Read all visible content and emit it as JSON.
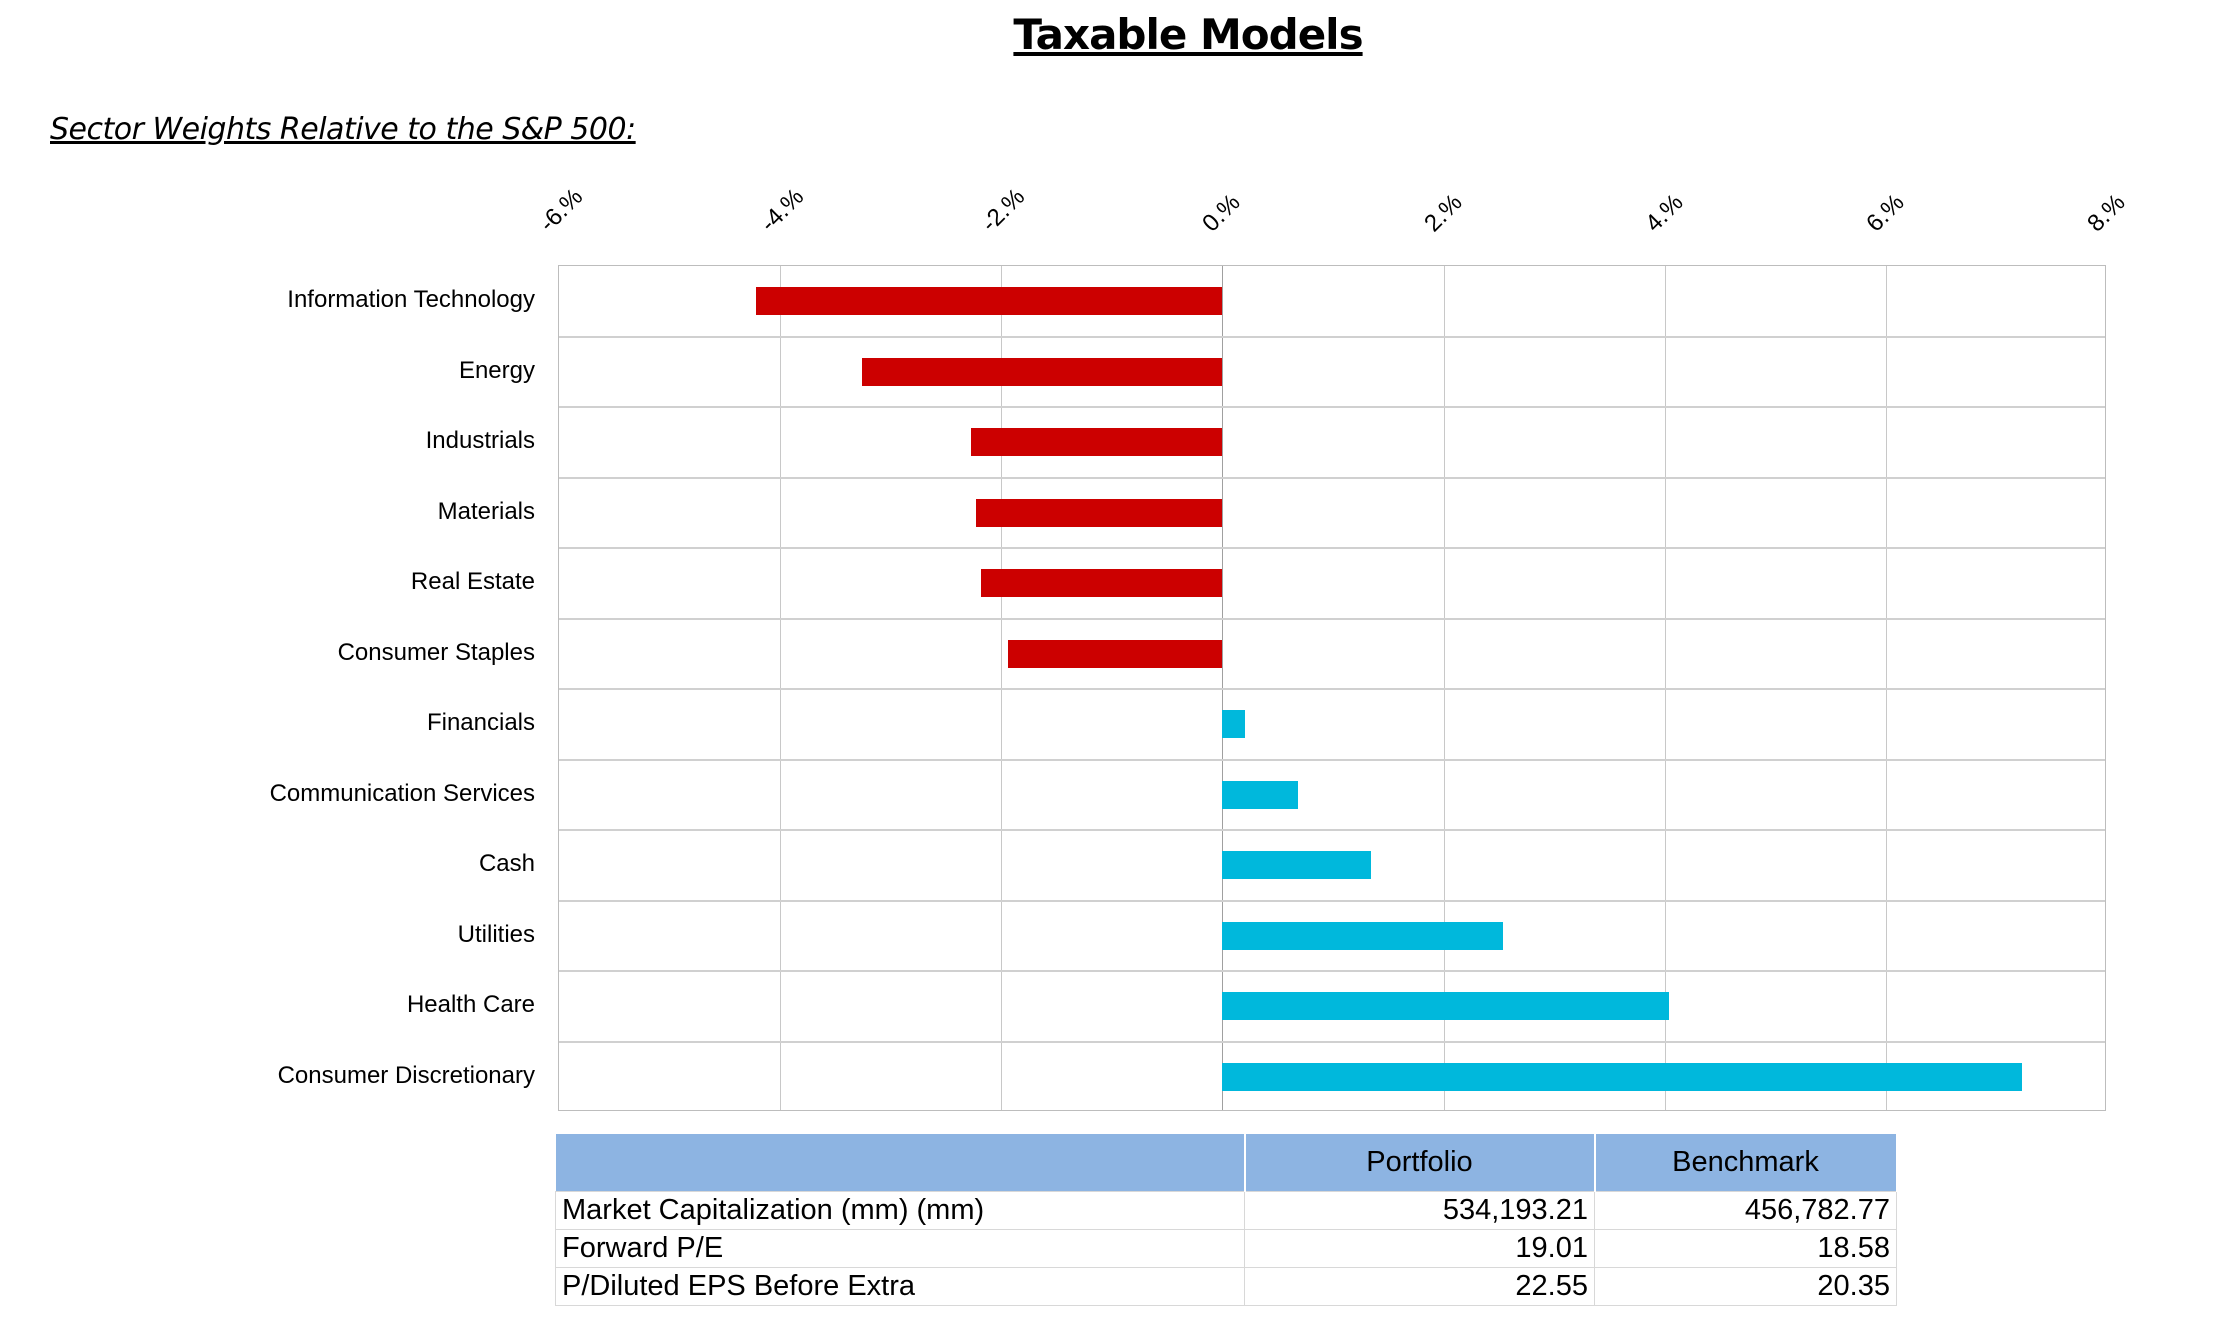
{
  "title": "Taxable Models",
  "subtitle": "Sector Weights Relative to the S&P 500:",
  "chart_data": {
    "type": "bar",
    "orientation": "horizontal",
    "title": "Sector Weights Relative to the S&P 500",
    "xlim": [
      -6,
      8
    ],
    "x_ticks": [
      "-6.%",
      "-4.%",
      "-2.%",
      "0.%",
      "2.%",
      "4.%",
      "6.%",
      "8.%"
    ],
    "tick_values": [
      -6,
      -4,
      -2,
      0,
      2,
      4,
      6,
      8
    ],
    "grid": true,
    "categories": [
      "Information Technology",
      "Energy",
      "Industrials",
      "Materials",
      "Real Estate",
      "Consumer Staples",
      "Financials",
      "Communication Services",
      "Cash",
      "Utilities",
      "Health Care",
      "Consumer Discretionary"
    ],
    "values": [
      -4.22,
      -3.26,
      -2.27,
      -2.23,
      -2.18,
      -1.94,
      0.2,
      0.68,
      1.34,
      2.54,
      4.04,
      7.23
    ],
    "negative_color": "#cc0000",
    "positive_color": "#00b8dc"
  },
  "table": {
    "headers": [
      "",
      "Portfolio",
      "Benchmark"
    ],
    "rows": [
      [
        "Market Capitalization (mm) (mm)",
        "534,193.21",
        "456,782.77"
      ],
      [
        "Forward P/E",
        "19.01",
        "18.58"
      ],
      [
        "P/Diluted EPS Before Extra",
        "22.55",
        "20.35"
      ]
    ]
  }
}
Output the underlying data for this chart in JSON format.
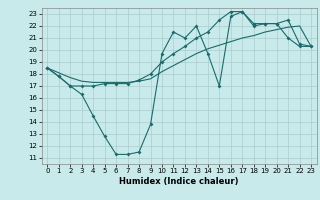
{
  "title": "",
  "xlabel": "Humidex (Indice chaleur)",
  "background_color": "#c8eaea",
  "line_color": "#1a6b6b",
  "grid_color": "#aacccc",
  "xlim": [
    -0.5,
    23.5
  ],
  "ylim": [
    10.5,
    23.5
  ],
  "xticks": [
    0,
    1,
    2,
    3,
    4,
    5,
    6,
    7,
    8,
    9,
    10,
    11,
    12,
    13,
    14,
    15,
    16,
    17,
    18,
    19,
    20,
    21,
    22,
    23
  ],
  "yticks": [
    11,
    12,
    13,
    14,
    15,
    16,
    17,
    18,
    19,
    20,
    21,
    22,
    23
  ],
  "line1_x": [
    0,
    1,
    2,
    3,
    4,
    5,
    6,
    7,
    8,
    9,
    10,
    11,
    12,
    13,
    14,
    15,
    16,
    17,
    18,
    19,
    20,
    21,
    22,
    23
  ],
  "line1_y": [
    18.5,
    17.8,
    17.0,
    16.3,
    14.5,
    12.8,
    11.3,
    11.3,
    11.5,
    13.8,
    19.7,
    21.5,
    21.0,
    22.0,
    19.7,
    17.0,
    22.8,
    23.2,
    22.0,
    22.2,
    22.2,
    21.0,
    20.3,
    20.3
  ],
  "line2_x": [
    0,
    1,
    2,
    3,
    4,
    5,
    6,
    7,
    8,
    9,
    10,
    11,
    12,
    13,
    14,
    15,
    16,
    17,
    18,
    19,
    20,
    21,
    22,
    23
  ],
  "line2_y": [
    18.5,
    18.1,
    17.7,
    17.4,
    17.3,
    17.3,
    17.3,
    17.3,
    17.4,
    17.6,
    18.2,
    18.7,
    19.2,
    19.7,
    20.1,
    20.4,
    20.7,
    21.0,
    21.2,
    21.5,
    21.7,
    21.9,
    22.0,
    20.3
  ],
  "line3_x": [
    0,
    1,
    2,
    3,
    4,
    5,
    6,
    7,
    8,
    9,
    10,
    11,
    12,
    13,
    14,
    15,
    16,
    17,
    18,
    19,
    20,
    21,
    22,
    23
  ],
  "line3_y": [
    18.5,
    17.8,
    17.0,
    17.0,
    17.0,
    17.2,
    17.2,
    17.2,
    17.5,
    18.0,
    19.0,
    19.7,
    20.3,
    21.0,
    21.5,
    22.5,
    23.2,
    23.2,
    22.2,
    22.2,
    22.2,
    22.5,
    20.5,
    20.3
  ],
  "xlabel_fontsize": 6,
  "tick_fontsize": 5
}
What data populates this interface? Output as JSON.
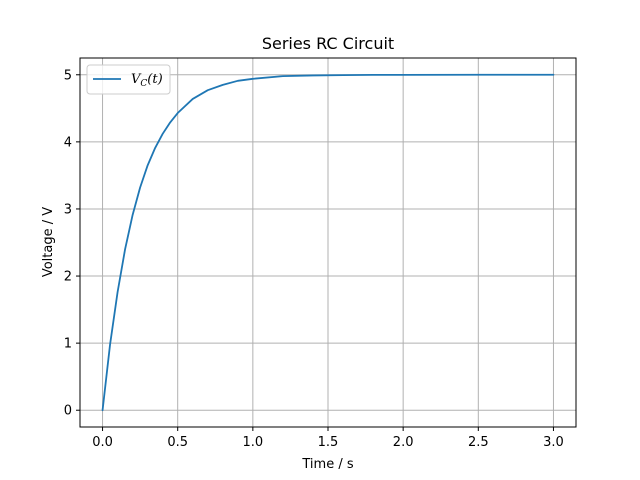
{
  "chart_data": {
    "type": "line",
    "title": "Series RC Circuit",
    "xlabel": "Time / s",
    "ylabel": "Voltage / V",
    "xlim": [
      -0.15,
      3.15
    ],
    "ylim": [
      -0.25,
      5.25
    ],
    "x_ticks": [
      0.0,
      0.5,
      1.0,
      1.5,
      2.0,
      2.5,
      3.0
    ],
    "x_tick_labels": [
      "0.0",
      "0.5",
      "1.0",
      "1.5",
      "2.0",
      "2.5",
      "3.0"
    ],
    "y_ticks": [
      0,
      1,
      2,
      3,
      4,
      5
    ],
    "y_tick_labels": [
      "0",
      "1",
      "2",
      "3",
      "4",
      "5"
    ],
    "grid": true,
    "legend_position": "top-left",
    "series": [
      {
        "name": "V_C(t)",
        "legend_main": "V",
        "legend_sub": "C",
        "legend_rest": "(t)",
        "color": "#1f77b4",
        "x": [
          0.0,
          0.05,
          0.1,
          0.15,
          0.2,
          0.25,
          0.3,
          0.35,
          0.4,
          0.45,
          0.5,
          0.6,
          0.7,
          0.8,
          0.9,
          1.0,
          1.2,
          1.4,
          1.6,
          1.8,
          2.0,
          2.5,
          3.0
        ],
        "y": [
          0.0,
          0.98,
          1.76,
          2.4,
          2.91,
          3.32,
          3.65,
          3.91,
          4.12,
          4.29,
          4.43,
          4.64,
          4.77,
          4.85,
          4.91,
          4.94,
          4.98,
          4.99,
          4.995,
          4.998,
          4.999,
          5.0,
          5.0
        ]
      }
    ]
  }
}
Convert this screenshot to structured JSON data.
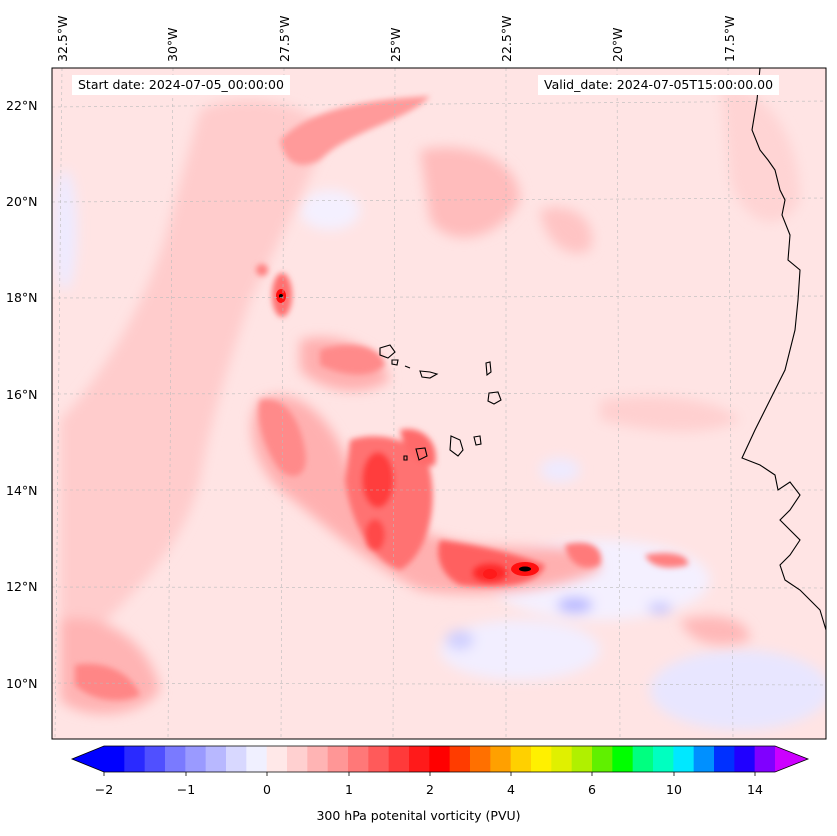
{
  "map": {
    "start_date_label": "Start date: 2024-07-05_00:00:00",
    "valid_date_label": "Valid_date: 2024-07-05T15:00:00.00",
    "longitude_labels": [
      "32.5°W",
      "30°W",
      "27.5°W",
      "25°W",
      "22.5°W",
      "20°W",
      "17.5°W"
    ],
    "latitude_labels": [
      "22°N",
      "20°N",
      "18°N",
      "16°N",
      "14°N",
      "12°N",
      "10°N"
    ]
  },
  "colorbar": {
    "label": "300 hPa potenital vorticity (PVU)",
    "tick_labels": [
      "−2",
      "−1",
      "0",
      "1",
      "2",
      "4",
      "6",
      "10",
      "14"
    ],
    "colors": [
      "#0000ff",
      "#2a2aff",
      "#5050ff",
      "#7a7aff",
      "#9a9aff",
      "#b8b8ff",
      "#d8d8ff",
      "#f0f0ff",
      "#ffe8e8",
      "#ffd0d0",
      "#ffb4b4",
      "#ff9696",
      "#ff7878",
      "#ff5a5a",
      "#ff3a3a",
      "#ff1a1a",
      "#ff0000",
      "#ff3c00",
      "#ff7000",
      "#ffa000",
      "#ffd000",
      "#fff000",
      "#e0f000",
      "#b0f000",
      "#60f000",
      "#00ff00",
      "#00ff80",
      "#00ffc0",
      "#00e8ff",
      "#0090ff",
      "#0030ff",
      "#2000ff",
      "#8000ff"
    ],
    "under_color": "#0000ff",
    "over_color": "#cc00ff"
  }
}
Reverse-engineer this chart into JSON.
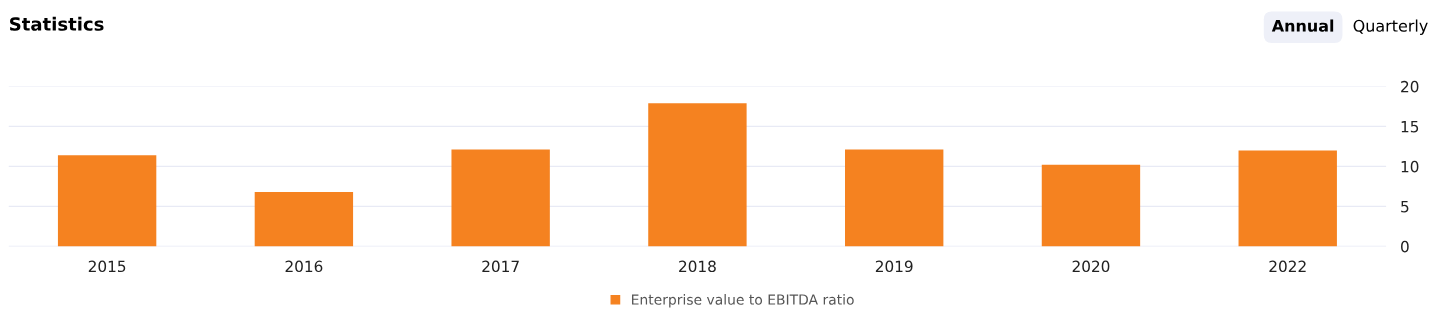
{
  "chart_data": {
    "type": "bar",
    "title": "Statistics",
    "annotations": [
      "Annual",
      "Quarterly"
    ],
    "categories": [
      "2015",
      "2016",
      "2017",
      "2018",
      "2019",
      "2020",
      "2022"
    ],
    "series": [
      {
        "name": "Enterprise value to EBITDA ratio",
        "color": "#f58220",
        "values": [
          11.4,
          6.8,
          12.1,
          17.9,
          12.1,
          10.2,
          12.0
        ]
      }
    ],
    "ylim": [
      0,
      20
    ],
    "yticks": [
      0,
      5,
      10,
      15,
      20
    ],
    "grid": "y",
    "legend": "bottom"
  }
}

....

Written task:
Return all lines containing the word "Weights".

The output:
  "subtitle": "Sector Weights Relative to the S&P 500:",
    "title": "Sector Weights Relative to the S&P 500",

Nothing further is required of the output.